Short task:
Find each line with the word "heading" and say how many there are, nothing else.

Data entries:
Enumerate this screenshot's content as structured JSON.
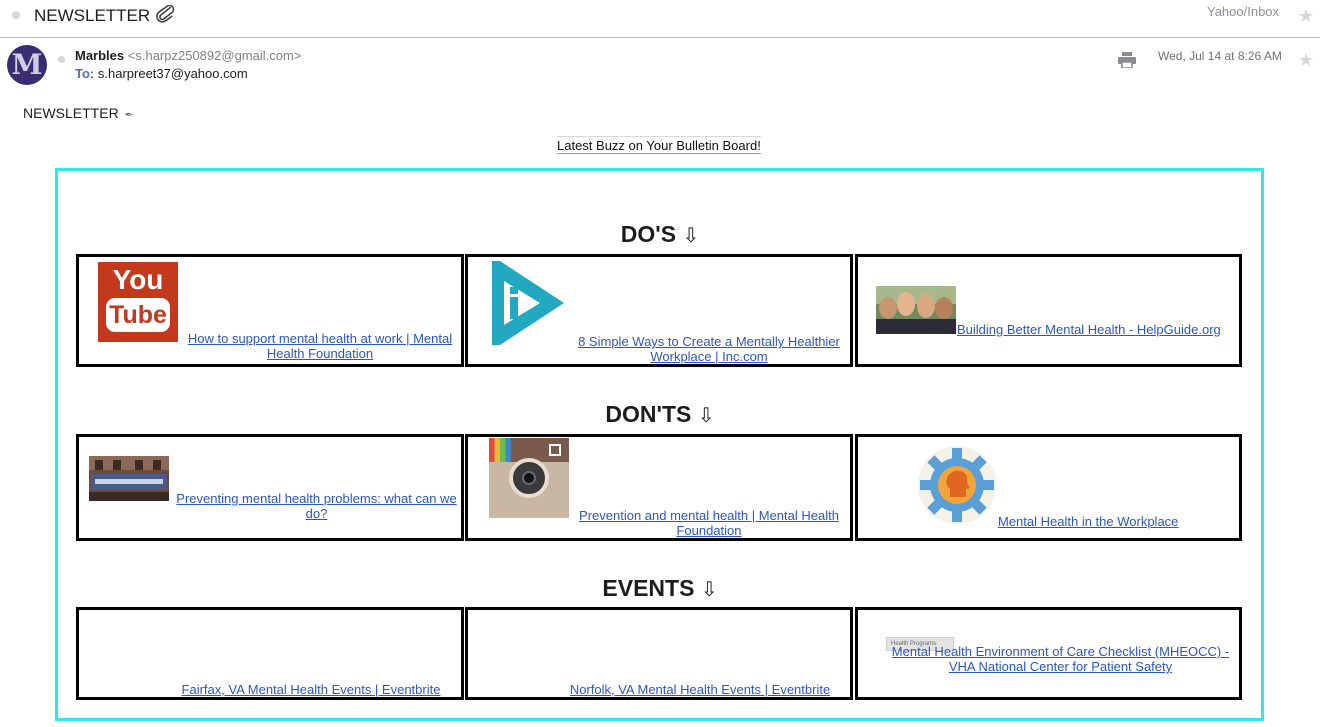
{
  "header": {
    "subject": "NEWSLETTER",
    "folder": "Yahoo/Inbox"
  },
  "message": {
    "sender_name": "Marbles",
    "sender_email": "<s.harpz250892@gmail.com>",
    "to_label": "To:",
    "to_address": "s.harpreet37@yahoo.com",
    "date": "Wed, Jul 14 at 8:26 AM",
    "avatar_letter": "M"
  },
  "body": {
    "title": "NEWSLETTER",
    "title_icon": "✒",
    "tagline": "Latest Buzz on Your Bulletin Board!",
    "accent_color": "#33e6ea",
    "link_color": "#2b56c9"
  },
  "sections": {
    "dos": {
      "heading": "DO'S",
      "arrow": "⇩",
      "items": [
        {
          "link": "How to support mental health at work | Mental Health Foundation",
          "thumb": "youtube-logo",
          "thumb_you": "You",
          "thumb_tube": "Tube"
        },
        {
          "link": "8 Simple Ways to Create a Mentally Healthier Workplace | Inc.com",
          "thumb": "play-logo"
        },
        {
          "link": "Building Better Mental Health - HelpGuide.org",
          "thumb": "group-photo"
        }
      ]
    },
    "donts": {
      "heading": "DON'TS",
      "arrow": "⇩",
      "items": [
        {
          "link": "Preventing mental health problems: what can we do?",
          "thumb": "sign-photo"
        },
        {
          "link": "Prevention and mental health | Mental Health Foundation",
          "thumb": "instagram-logo"
        },
        {
          "link": "Mental Health in the Workplace",
          "thumb": "gear-head-icon"
        }
      ]
    },
    "events": {
      "heading": "EVENTS",
      "arrow": "⇩",
      "items": [
        {
          "link": "Fairfax, VA Mental Health Events | Eventbrite"
        },
        {
          "link": "Norfolk, VA Mental Health Events | Eventbrite"
        },
        {
          "link": "Mental Health Environment of Care Checklist (MHEOCC) - VHA National Center for Patient Safety",
          "thumb": "health-programs-badge",
          "thumb_text": "Health Programs"
        }
      ]
    }
  }
}
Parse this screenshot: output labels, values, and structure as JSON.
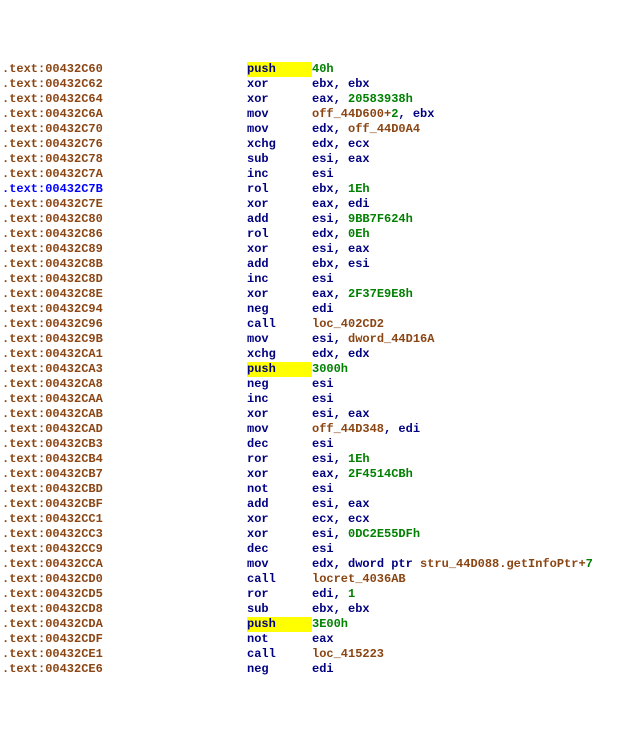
{
  "lines": [
    {
      "addr": ".text:00432C60",
      "addrClass": "segment-label",
      "mnem": "push",
      "hl": true,
      "ops": [
        {
          "t": "40h",
          "c": "num"
        }
      ]
    },
    {
      "addr": ".text:00432C62",
      "addrClass": "segment-label",
      "mnem": "xor",
      "ops": [
        {
          "t": "ebx",
          "c": "reg"
        },
        {
          "t": ", ",
          "c": "punct"
        },
        {
          "t": "ebx",
          "c": "reg"
        }
      ]
    },
    {
      "addr": ".text:00432C64",
      "addrClass": "segment-label",
      "mnem": "xor",
      "ops": [
        {
          "t": "eax",
          "c": "reg"
        },
        {
          "t": ", ",
          "c": "punct"
        },
        {
          "t": "20583938h",
          "c": "num"
        }
      ]
    },
    {
      "addr": ".text:00432C6A",
      "addrClass": "segment-label",
      "mnem": "mov",
      "ops": [
        {
          "t": "off_44D600",
          "c": "ref"
        },
        {
          "t": "+",
          "c": "ref"
        },
        {
          "t": "2",
          "c": "num"
        },
        {
          "t": ", ",
          "c": "punct"
        },
        {
          "t": "ebx",
          "c": "reg"
        }
      ]
    },
    {
      "addr": ".text:00432C70",
      "addrClass": "segment-label",
      "mnem": "mov",
      "ops": [
        {
          "t": "edx",
          "c": "reg"
        },
        {
          "t": ", ",
          "c": "punct"
        },
        {
          "t": "off_44D0A4",
          "c": "ref"
        }
      ]
    },
    {
      "addr": ".text:00432C76",
      "addrClass": "segment-label",
      "mnem": "xchg",
      "ops": [
        {
          "t": "edx",
          "c": "reg"
        },
        {
          "t": ", ",
          "c": "punct"
        },
        {
          "t": "ecx",
          "c": "reg"
        }
      ]
    },
    {
      "addr": ".text:00432C78",
      "addrClass": "segment-label",
      "mnem": "sub",
      "ops": [
        {
          "t": "esi",
          "c": "reg"
        },
        {
          "t": ", ",
          "c": "punct"
        },
        {
          "t": "eax",
          "c": "reg"
        }
      ]
    },
    {
      "addr": ".text:00432C7A",
      "addrClass": "segment-label",
      "mnem": "inc",
      "ops": [
        {
          "t": "esi",
          "c": "reg"
        }
      ]
    },
    {
      "addr": ".text:00432C7B",
      "addrClass": "segment-label-blue",
      "mnem": "rol",
      "ops": [
        {
          "t": "ebx",
          "c": "reg"
        },
        {
          "t": ", ",
          "c": "punct"
        },
        {
          "t": "1Eh",
          "c": "num"
        }
      ]
    },
    {
      "addr": ".text:00432C7E",
      "addrClass": "segment-label",
      "mnem": "xor",
      "ops": [
        {
          "t": "eax",
          "c": "reg"
        },
        {
          "t": ", ",
          "c": "punct"
        },
        {
          "t": "edi",
          "c": "reg"
        }
      ]
    },
    {
      "addr": ".text:00432C80",
      "addrClass": "segment-label",
      "mnem": "add",
      "ops": [
        {
          "t": "esi",
          "c": "reg"
        },
        {
          "t": ", ",
          "c": "punct"
        },
        {
          "t": "9BB7F624h",
          "c": "num"
        }
      ]
    },
    {
      "addr": ".text:00432C86",
      "addrClass": "segment-label",
      "mnem": "rol",
      "ops": [
        {
          "t": "edx",
          "c": "reg"
        },
        {
          "t": ", ",
          "c": "punct"
        },
        {
          "t": "0Eh",
          "c": "num"
        }
      ]
    },
    {
      "addr": ".text:00432C89",
      "addrClass": "segment-label",
      "mnem": "xor",
      "ops": [
        {
          "t": "esi",
          "c": "reg"
        },
        {
          "t": ", ",
          "c": "punct"
        },
        {
          "t": "eax",
          "c": "reg"
        }
      ]
    },
    {
      "addr": ".text:00432C8B",
      "addrClass": "segment-label",
      "mnem": "add",
      "ops": [
        {
          "t": "ebx",
          "c": "reg"
        },
        {
          "t": ", ",
          "c": "punct"
        },
        {
          "t": "esi",
          "c": "reg"
        }
      ]
    },
    {
      "addr": ".text:00432C8D",
      "addrClass": "segment-label",
      "mnem": "inc",
      "ops": [
        {
          "t": "esi",
          "c": "reg"
        }
      ]
    },
    {
      "addr": ".text:00432C8E",
      "addrClass": "segment-label",
      "mnem": "xor",
      "ops": [
        {
          "t": "eax",
          "c": "reg"
        },
        {
          "t": ", ",
          "c": "punct"
        },
        {
          "t": "2F37E9E8h",
          "c": "num"
        }
      ]
    },
    {
      "addr": ".text:00432C94",
      "addrClass": "segment-label",
      "mnem": "neg",
      "ops": [
        {
          "t": "edi",
          "c": "reg"
        }
      ]
    },
    {
      "addr": ".text:00432C96",
      "addrClass": "segment-label",
      "mnem": "call",
      "ops": [
        {
          "t": "loc_402CD2",
          "c": "ref"
        }
      ]
    },
    {
      "addr": ".text:00432C9B",
      "addrClass": "segment-label",
      "mnem": "mov",
      "ops": [
        {
          "t": "esi",
          "c": "reg"
        },
        {
          "t": ", ",
          "c": "punct"
        },
        {
          "t": "dword_44D16A",
          "c": "ref"
        }
      ]
    },
    {
      "addr": ".text:00432CA1",
      "addrClass": "segment-label",
      "mnem": "xchg",
      "ops": [
        {
          "t": "edx",
          "c": "reg"
        },
        {
          "t": ", ",
          "c": "punct"
        },
        {
          "t": "edx",
          "c": "reg"
        }
      ]
    },
    {
      "addr": ".text:00432CA3",
      "addrClass": "segment-label",
      "mnem": "push",
      "hl": true,
      "ops": [
        {
          "t": "3000h",
          "c": "num"
        }
      ]
    },
    {
      "addr": ".text:00432CA8",
      "addrClass": "segment-label",
      "mnem": "neg",
      "ops": [
        {
          "t": "esi",
          "c": "reg"
        }
      ]
    },
    {
      "addr": ".text:00432CAA",
      "addrClass": "segment-label",
      "mnem": "inc",
      "ops": [
        {
          "t": "esi",
          "c": "reg"
        }
      ]
    },
    {
      "addr": ".text:00432CAB",
      "addrClass": "segment-label",
      "mnem": "xor",
      "ops": [
        {
          "t": "esi",
          "c": "reg"
        },
        {
          "t": ", ",
          "c": "punct"
        },
        {
          "t": "eax",
          "c": "reg"
        }
      ]
    },
    {
      "addr": ".text:00432CAD",
      "addrClass": "segment-label",
      "mnem": "mov",
      "ops": [
        {
          "t": "off_44D348",
          "c": "ref"
        },
        {
          "t": ", ",
          "c": "punct"
        },
        {
          "t": "edi",
          "c": "reg"
        }
      ]
    },
    {
      "addr": ".text:00432CB3",
      "addrClass": "segment-label",
      "mnem": "dec",
      "ops": [
        {
          "t": "esi",
          "c": "reg"
        }
      ]
    },
    {
      "addr": ".text:00432CB4",
      "addrClass": "segment-label",
      "mnem": "ror",
      "ops": [
        {
          "t": "esi",
          "c": "reg"
        },
        {
          "t": ", ",
          "c": "punct"
        },
        {
          "t": "1Eh",
          "c": "num"
        }
      ]
    },
    {
      "addr": ".text:00432CB7",
      "addrClass": "segment-label",
      "mnem": "xor",
      "ops": [
        {
          "t": "eax",
          "c": "reg"
        },
        {
          "t": ", ",
          "c": "punct"
        },
        {
          "t": "2F4514CBh",
          "c": "num"
        }
      ]
    },
    {
      "addr": ".text:00432CBD",
      "addrClass": "segment-label",
      "mnem": "not",
      "ops": [
        {
          "t": "esi",
          "c": "reg"
        }
      ]
    },
    {
      "addr": ".text:00432CBF",
      "addrClass": "segment-label",
      "mnem": "add",
      "ops": [
        {
          "t": "esi",
          "c": "reg"
        },
        {
          "t": ", ",
          "c": "punct"
        },
        {
          "t": "eax",
          "c": "reg"
        }
      ]
    },
    {
      "addr": ".text:00432CC1",
      "addrClass": "segment-label",
      "mnem": "xor",
      "ops": [
        {
          "t": "ecx",
          "c": "reg"
        },
        {
          "t": ", ",
          "c": "punct"
        },
        {
          "t": "ecx",
          "c": "reg"
        }
      ]
    },
    {
      "addr": ".text:00432CC3",
      "addrClass": "segment-label",
      "mnem": "xor",
      "ops": [
        {
          "t": "esi",
          "c": "reg"
        },
        {
          "t": ", ",
          "c": "punct"
        },
        {
          "t": "0DC2E55DFh",
          "c": "num"
        }
      ]
    },
    {
      "addr": ".text:00432CC9",
      "addrClass": "segment-label",
      "mnem": "dec",
      "ops": [
        {
          "t": "esi",
          "c": "reg"
        }
      ]
    },
    {
      "addr": ".text:00432CCA",
      "addrClass": "segment-label",
      "mnem": "mov",
      "ops": [
        {
          "t": "edx",
          "c": "reg"
        },
        {
          "t": ", ",
          "c": "punct"
        },
        {
          "t": "dword ptr ",
          "c": "kw"
        },
        {
          "t": "stru_44D088.getInfoPtr",
          "c": "ref"
        },
        {
          "t": "+",
          "c": "ref"
        },
        {
          "t": "7",
          "c": "num"
        }
      ]
    },
    {
      "addr": ".text:00432CD0",
      "addrClass": "segment-label",
      "mnem": "call",
      "ops": [
        {
          "t": "locret_4036AB",
          "c": "ref"
        }
      ]
    },
    {
      "addr": ".text:00432CD5",
      "addrClass": "segment-label",
      "mnem": "ror",
      "ops": [
        {
          "t": "edi",
          "c": "reg"
        },
        {
          "t": ", ",
          "c": "punct"
        },
        {
          "t": "1",
          "c": "num"
        }
      ]
    },
    {
      "addr": ".text:00432CD8",
      "addrClass": "segment-label",
      "mnem": "sub",
      "ops": [
        {
          "t": "ebx",
          "c": "reg"
        },
        {
          "t": ", ",
          "c": "punct"
        },
        {
          "t": "ebx",
          "c": "reg"
        }
      ]
    },
    {
      "addr": ".text:00432CDA",
      "addrClass": "segment-label",
      "mnem": "push",
      "hl": true,
      "ops": [
        {
          "t": "3E00h",
          "c": "num"
        }
      ]
    },
    {
      "addr": ".text:00432CDF",
      "addrClass": "segment-label",
      "mnem": "not",
      "ops": [
        {
          "t": "eax",
          "c": "reg"
        }
      ]
    },
    {
      "addr": ".text:00432CE1",
      "addrClass": "segment-label",
      "mnem": "call",
      "ops": [
        {
          "t": "loc_415223",
          "c": "ref"
        }
      ]
    },
    {
      "addr": ".text:00432CE6",
      "addrClass": "segment-label",
      "mnem": "neg",
      "ops": [
        {
          "t": "edi",
          "c": "reg"
        }
      ]
    }
  ]
}
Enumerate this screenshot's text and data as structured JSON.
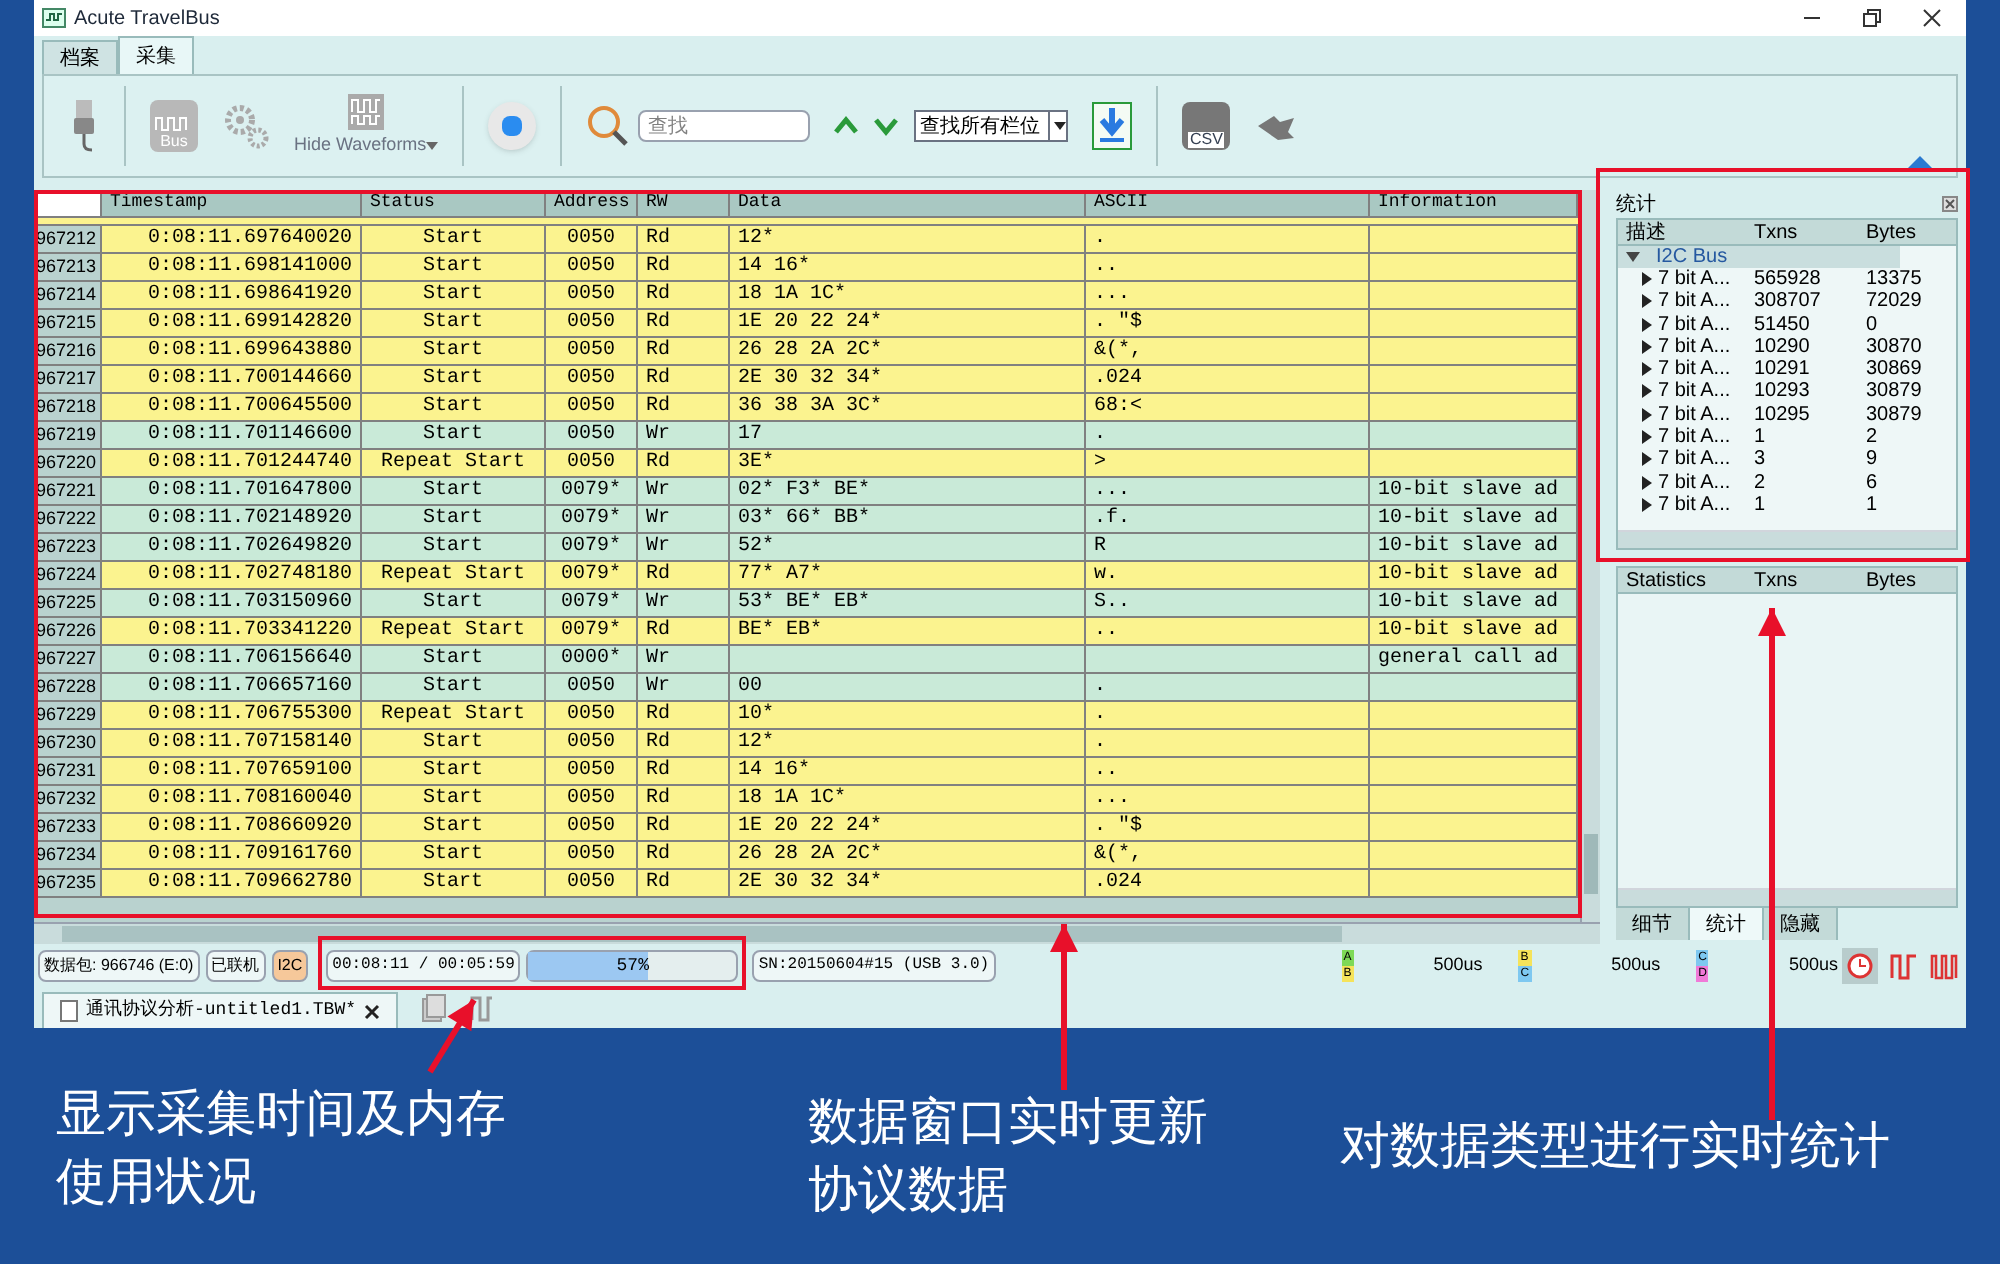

Answer to the exercise:
3